Challenge:
Among the entries, which lines carry the string "vert"? Copy each of them.

Entries with figure data:
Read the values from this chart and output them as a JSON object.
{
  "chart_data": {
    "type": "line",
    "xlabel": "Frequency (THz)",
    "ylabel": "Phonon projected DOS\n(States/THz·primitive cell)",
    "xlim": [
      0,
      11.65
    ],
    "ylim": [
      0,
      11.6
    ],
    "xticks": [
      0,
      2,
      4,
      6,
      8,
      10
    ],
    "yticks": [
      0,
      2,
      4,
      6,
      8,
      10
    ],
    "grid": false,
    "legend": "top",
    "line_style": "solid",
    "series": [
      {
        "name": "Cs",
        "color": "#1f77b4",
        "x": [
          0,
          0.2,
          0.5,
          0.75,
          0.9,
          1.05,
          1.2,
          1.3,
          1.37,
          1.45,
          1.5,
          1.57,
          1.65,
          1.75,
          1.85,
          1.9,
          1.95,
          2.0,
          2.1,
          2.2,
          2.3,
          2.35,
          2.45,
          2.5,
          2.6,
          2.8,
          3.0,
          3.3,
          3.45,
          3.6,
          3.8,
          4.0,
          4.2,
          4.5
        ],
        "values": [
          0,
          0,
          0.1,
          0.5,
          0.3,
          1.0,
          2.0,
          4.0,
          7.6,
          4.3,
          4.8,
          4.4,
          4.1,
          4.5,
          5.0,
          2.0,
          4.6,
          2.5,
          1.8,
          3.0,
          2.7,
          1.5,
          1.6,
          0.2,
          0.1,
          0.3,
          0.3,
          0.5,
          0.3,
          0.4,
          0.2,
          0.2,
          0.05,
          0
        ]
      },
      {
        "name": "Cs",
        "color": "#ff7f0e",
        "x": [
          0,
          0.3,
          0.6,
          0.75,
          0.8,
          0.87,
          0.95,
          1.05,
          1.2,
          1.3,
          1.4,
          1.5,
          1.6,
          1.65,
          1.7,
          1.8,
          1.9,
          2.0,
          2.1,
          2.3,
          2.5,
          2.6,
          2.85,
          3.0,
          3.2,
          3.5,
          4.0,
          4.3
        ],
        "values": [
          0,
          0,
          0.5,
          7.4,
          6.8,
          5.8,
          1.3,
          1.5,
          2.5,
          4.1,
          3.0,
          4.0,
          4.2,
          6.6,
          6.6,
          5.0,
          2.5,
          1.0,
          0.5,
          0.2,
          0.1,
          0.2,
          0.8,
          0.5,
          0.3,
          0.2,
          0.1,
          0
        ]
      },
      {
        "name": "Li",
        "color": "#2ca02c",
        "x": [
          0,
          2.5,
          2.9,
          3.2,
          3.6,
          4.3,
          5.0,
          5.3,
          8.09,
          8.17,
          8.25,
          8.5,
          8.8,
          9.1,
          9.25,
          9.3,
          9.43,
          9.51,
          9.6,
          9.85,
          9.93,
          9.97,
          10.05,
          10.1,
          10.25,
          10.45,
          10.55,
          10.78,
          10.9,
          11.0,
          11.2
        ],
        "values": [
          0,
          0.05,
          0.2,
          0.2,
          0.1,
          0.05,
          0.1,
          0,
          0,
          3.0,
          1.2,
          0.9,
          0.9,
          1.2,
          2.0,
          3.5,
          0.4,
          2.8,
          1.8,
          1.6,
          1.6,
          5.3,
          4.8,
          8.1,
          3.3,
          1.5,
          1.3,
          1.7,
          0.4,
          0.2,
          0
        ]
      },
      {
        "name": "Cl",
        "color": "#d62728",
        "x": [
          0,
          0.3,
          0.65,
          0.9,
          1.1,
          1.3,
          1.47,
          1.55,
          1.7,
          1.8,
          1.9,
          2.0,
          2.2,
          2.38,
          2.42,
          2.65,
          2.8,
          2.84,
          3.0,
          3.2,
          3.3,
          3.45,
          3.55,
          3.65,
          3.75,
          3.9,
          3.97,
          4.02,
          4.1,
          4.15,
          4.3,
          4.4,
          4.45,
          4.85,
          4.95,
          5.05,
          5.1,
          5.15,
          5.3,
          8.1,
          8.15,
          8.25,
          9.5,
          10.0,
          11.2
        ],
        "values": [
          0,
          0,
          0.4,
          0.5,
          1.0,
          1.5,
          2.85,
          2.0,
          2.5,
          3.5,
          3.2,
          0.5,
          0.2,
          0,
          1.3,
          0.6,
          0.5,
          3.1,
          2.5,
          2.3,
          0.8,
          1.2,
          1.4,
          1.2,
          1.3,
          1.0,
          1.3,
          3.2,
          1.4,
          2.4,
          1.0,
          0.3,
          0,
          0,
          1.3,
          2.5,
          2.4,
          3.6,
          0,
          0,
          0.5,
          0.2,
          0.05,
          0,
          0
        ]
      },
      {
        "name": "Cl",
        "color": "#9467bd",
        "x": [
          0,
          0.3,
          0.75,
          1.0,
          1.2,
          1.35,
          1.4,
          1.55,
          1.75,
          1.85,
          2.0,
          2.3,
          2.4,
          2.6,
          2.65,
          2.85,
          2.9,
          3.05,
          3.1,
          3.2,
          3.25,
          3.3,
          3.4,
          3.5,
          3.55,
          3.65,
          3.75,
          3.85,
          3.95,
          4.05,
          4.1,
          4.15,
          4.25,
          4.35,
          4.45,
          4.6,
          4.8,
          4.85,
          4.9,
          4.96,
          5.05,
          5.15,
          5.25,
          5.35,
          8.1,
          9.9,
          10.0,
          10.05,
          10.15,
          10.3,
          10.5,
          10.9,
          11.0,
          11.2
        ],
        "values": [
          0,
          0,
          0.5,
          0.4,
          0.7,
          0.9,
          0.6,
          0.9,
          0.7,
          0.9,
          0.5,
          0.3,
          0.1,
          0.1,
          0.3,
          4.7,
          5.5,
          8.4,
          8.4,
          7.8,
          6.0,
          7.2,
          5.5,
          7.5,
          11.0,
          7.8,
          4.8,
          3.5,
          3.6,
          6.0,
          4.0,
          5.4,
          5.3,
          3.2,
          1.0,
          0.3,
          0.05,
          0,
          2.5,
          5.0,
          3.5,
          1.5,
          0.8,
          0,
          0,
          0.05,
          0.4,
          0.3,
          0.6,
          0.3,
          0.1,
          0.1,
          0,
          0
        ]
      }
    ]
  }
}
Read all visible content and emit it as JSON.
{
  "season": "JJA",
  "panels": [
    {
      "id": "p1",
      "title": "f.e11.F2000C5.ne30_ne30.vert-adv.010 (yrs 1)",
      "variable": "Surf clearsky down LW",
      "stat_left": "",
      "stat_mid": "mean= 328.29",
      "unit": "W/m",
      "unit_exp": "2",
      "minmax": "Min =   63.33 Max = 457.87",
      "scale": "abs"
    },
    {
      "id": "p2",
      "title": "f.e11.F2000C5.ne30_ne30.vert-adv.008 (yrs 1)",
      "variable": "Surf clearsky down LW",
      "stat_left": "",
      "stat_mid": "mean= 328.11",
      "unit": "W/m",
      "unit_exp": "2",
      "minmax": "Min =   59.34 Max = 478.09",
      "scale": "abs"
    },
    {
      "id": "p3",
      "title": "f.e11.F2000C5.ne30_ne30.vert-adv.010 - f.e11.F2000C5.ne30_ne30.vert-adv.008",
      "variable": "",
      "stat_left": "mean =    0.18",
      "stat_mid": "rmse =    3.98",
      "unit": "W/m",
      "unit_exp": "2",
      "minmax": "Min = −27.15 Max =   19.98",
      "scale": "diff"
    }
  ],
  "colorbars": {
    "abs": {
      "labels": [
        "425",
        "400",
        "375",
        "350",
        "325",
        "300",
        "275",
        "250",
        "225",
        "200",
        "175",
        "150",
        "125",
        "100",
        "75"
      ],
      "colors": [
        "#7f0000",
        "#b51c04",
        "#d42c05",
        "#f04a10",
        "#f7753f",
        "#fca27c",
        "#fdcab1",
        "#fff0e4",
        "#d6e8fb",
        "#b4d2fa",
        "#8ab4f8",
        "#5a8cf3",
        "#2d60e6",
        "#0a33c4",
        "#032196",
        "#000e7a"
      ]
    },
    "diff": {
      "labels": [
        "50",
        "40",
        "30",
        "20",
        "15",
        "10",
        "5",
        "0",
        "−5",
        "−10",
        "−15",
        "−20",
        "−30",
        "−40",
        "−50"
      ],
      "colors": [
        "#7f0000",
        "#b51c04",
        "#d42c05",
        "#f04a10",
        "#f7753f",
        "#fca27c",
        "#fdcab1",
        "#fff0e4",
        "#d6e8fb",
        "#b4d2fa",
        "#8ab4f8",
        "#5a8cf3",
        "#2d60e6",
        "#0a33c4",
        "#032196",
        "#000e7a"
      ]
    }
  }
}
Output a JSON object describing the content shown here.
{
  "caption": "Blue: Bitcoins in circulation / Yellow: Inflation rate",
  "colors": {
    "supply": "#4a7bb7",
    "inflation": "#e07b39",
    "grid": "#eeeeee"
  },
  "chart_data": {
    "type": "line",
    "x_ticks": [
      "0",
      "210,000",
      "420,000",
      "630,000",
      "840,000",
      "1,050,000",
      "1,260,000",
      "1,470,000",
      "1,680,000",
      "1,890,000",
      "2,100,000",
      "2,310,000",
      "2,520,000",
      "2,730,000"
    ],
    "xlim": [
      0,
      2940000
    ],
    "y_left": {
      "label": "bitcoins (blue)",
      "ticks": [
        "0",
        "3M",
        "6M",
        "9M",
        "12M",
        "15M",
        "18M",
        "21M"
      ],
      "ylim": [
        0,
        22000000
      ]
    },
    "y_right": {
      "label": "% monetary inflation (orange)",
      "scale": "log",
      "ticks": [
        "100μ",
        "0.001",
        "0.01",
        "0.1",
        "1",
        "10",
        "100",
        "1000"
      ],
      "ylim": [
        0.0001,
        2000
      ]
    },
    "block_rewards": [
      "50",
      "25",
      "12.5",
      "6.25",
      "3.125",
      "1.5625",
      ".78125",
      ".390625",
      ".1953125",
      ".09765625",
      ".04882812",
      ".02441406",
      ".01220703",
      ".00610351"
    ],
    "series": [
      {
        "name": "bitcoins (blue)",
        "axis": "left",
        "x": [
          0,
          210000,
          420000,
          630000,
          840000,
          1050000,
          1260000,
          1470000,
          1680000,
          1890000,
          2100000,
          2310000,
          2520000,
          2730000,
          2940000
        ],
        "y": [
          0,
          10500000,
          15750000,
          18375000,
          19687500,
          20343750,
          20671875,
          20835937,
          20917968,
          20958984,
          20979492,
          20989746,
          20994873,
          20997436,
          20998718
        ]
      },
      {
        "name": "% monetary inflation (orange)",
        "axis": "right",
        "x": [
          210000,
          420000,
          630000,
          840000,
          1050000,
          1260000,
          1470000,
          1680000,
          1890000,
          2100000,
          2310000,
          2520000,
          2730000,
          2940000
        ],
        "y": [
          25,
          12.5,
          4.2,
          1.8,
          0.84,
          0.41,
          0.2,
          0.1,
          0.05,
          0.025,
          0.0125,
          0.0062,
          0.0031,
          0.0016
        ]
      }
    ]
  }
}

Answer to this problem:
      "title": "f.e11.F2000C5.ne30_ne30.vert-adv.010 (yrs 1)",
      "title": "f.e11.F2000C5.ne30_ne30.vert-adv.008 (yrs 1)",
      "title": "f.e11.F2000C5.ne30_ne30.vert-adv.010 - f.e11.F2000C5.ne30_ne30.vert-adv.008",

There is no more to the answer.